> **What the task asks**
Repeat the data word for word. Do not include the pictures.

## BEGIN Record extracts

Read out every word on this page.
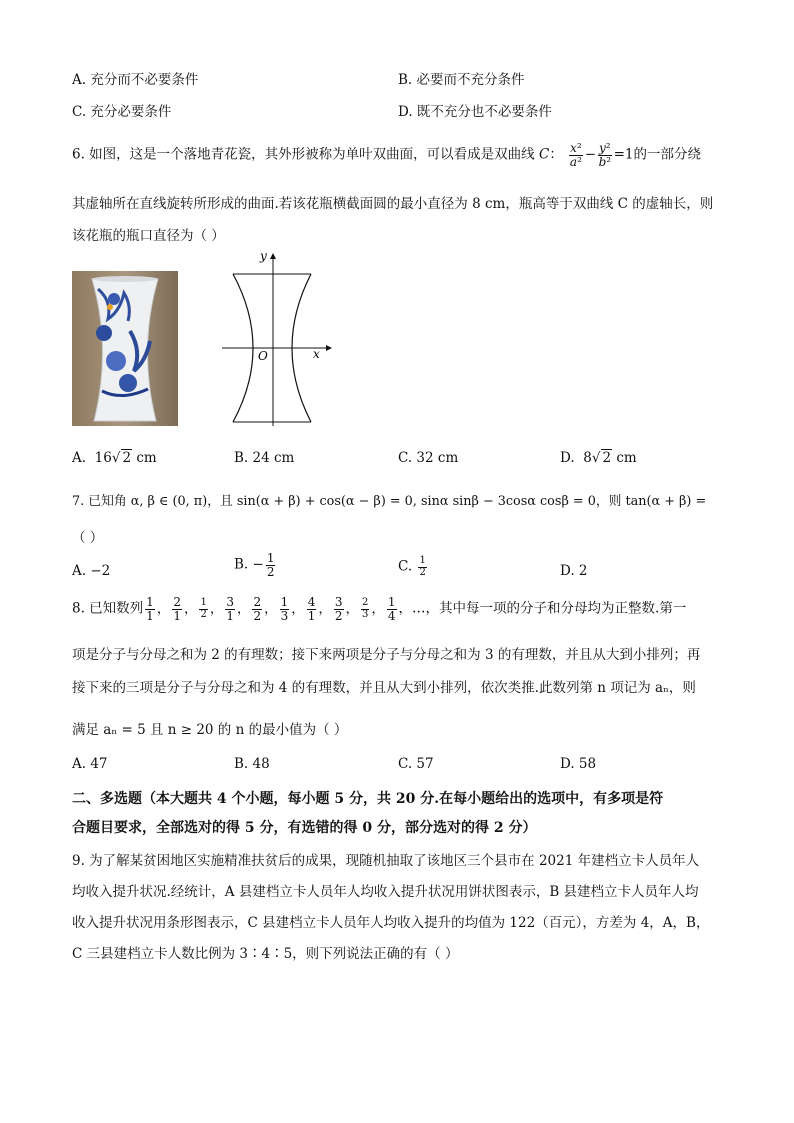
A. 充分而不必要条件	B. 必要而不充分条件
C. 充分必要条件	D. 既不充分也不必要条件
6. 如图，这是一个落地青花瓷，其外形被称为单叶双曲面，可以看成是双曲线 C： $\frac{\text{x²}}{\text{a²}} - \frac{\text{y²}}{\text{b²}} =1$的一部分绕
其虚轴所在直线旋转所形成的曲面.若该花瓶横截面圆的最小直径为 8 cm，瓶高等于双曲线 C 的虚轴长，则
该花瓶的瓶口直径为（ ）
y
x
O
A. 16√ 2 cm	B. 24 cm	C. 32 cm	D. 8√ 2 cm
7. 已知角 α, β ∈ (0, π)，且 sin(α + β) + cos(α − β) = 0, sinα sinβ − 3cosα cosβ = 0，则 tan(α + β) =
（ ）
A. −2	B. − $\frac{1}{2}$	C. $\frac{1}{2}$	D. 2
8. 已知数列 $\frac{1}{1}$ ， $\frac{2}{1}$ ， $\frac{1}{2}$ ， $\frac{3}{1}$ ， $\frac{2}{2}$ ， $\frac{1}{3}$ ， $\frac{4}{1}$ ， $\frac{3}{2}$ ， $\frac{2}{3}$ ， $\frac{1}{4}$ ，…，其中每一项的分子和分母均为正整数.第一
项是分子与分母之和为 2 的有理数；接下来两项是分子与分母之和为 3 的有理数，并且从大到小排列；再
接下来的三项是分子与分母之和为 4 的有理数，并且从大到小排列，依次类推.此数列第 n 项记为 aₙ，则
满足 aₙ = 5 且 n ≥ 20 的 n 的最小值为（ ）
A. 47	B. 48	C. 57	D. 58
二、多选题（本大题共 4 个小题，每小题 5 分，共 20 分.在每小题给出的选项中，有多项是符
合题目要求，全部选对的得 5 分，有选错的得 0 分，部分选对的得 2 分）
9. 为了解某贫困地区实施精准扶贫后的成果，现随机抽取了该地区三个县市在 2021 年建档立卡人员年人
均收入提升状况.经统计，A 县建档立卡人员年人均收入提升状况用饼状图表示，B 县建档立卡人员年人均
收入提升状况用条形图表示，C 县建档立卡人员年人均收入提升的均值为 122（百元），方差为 4，A，B，
C 三县建档立卡人数比例为 3∶4∶5，则下列说法正确的有（ ）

## END Record extracts

> **Output for this exercise**
Read out every word on this page.
A. 充分而不必要条件	B. 必要而不充分条件
C. 充分必要条件	D. 既不充分也不必要条件
6. 如图，这是一个落地青花瓷，其外形被称为单叶双曲面，可以看成是双曲线 C： $\frac{\text{x²}}{\text{a²}} - \frac{\text{y²}}{\text{b²}} =1$的一部分绕
其虚轴所在直线旋转所形成的曲面.若该花瓶横截面圆的最小直径为 8 cm，瓶高等于双曲线 C 的虚轴长，则
该花瓶的瓶口直径为（ ）
y
x
O
A. 16√ 2 cm	B. 24 cm	C. 32 cm	D. 8√ 2 cm
7. 已知角 α, β ∈ (0, π)，且 sin(α + β) + cos(α − β) = 0, sinα sinβ − 3cosα cosβ = 0，则 tan(α + β) =
（ ）
A. −2	B. − $\frac{1}{2}$	C. $\frac{1}{2}$	D. 2
8. 已知数列 $\frac{1}{1}$ ， $\frac{2}{1}$ ， $\frac{1}{2}$ ， $\frac{3}{1}$ ， $\frac{2}{2}$ ， $\frac{1}{3}$ ， $\frac{4}{1}$ ， $\frac{3}{2}$ ， $\frac{2}{3}$ ， $\frac{1}{4}$ ，…，其中每一项的分子和分母均为正整数.第一
项是分子与分母之和为 2 的有理数；接下来两项是分子与分母之和为 3 的有理数，并且从大到小排列；再
接下来的三项是分子与分母之和为 4 的有理数，并且从大到小排列，依次类推.此数列第 n 项记为 aₙ，则
满足 aₙ = 5 且 n ≥ 20 的 n 的最小值为（ ）
A. 47	B. 48	C. 57	D. 58
二、多选题（本大题共 4 个小题，每小题 5 分，共 20 分.在每小题给出的选项中，有多项是符
合题目要求，全部选对的得 5 分，有选错的得 0 分，部分选对的得 2 分）
9. 为了解某贫困地区实施精准扶贫后的成果，现随机抽取了该地区三个县市在 2021 年建档立卡人员年人
均收入提升状况.经统计，A 县建档立卡人员年人均收入提升状况用饼状图表示，B 县建档立卡人员年人均
收入提升状况用条形图表示，C 县建档立卡人员年人均收入提升的均值为 122（百元），方差为 4，A，B，
C 三县建档立卡人数比例为 3∶4∶5，则下列说法正确的有（ ）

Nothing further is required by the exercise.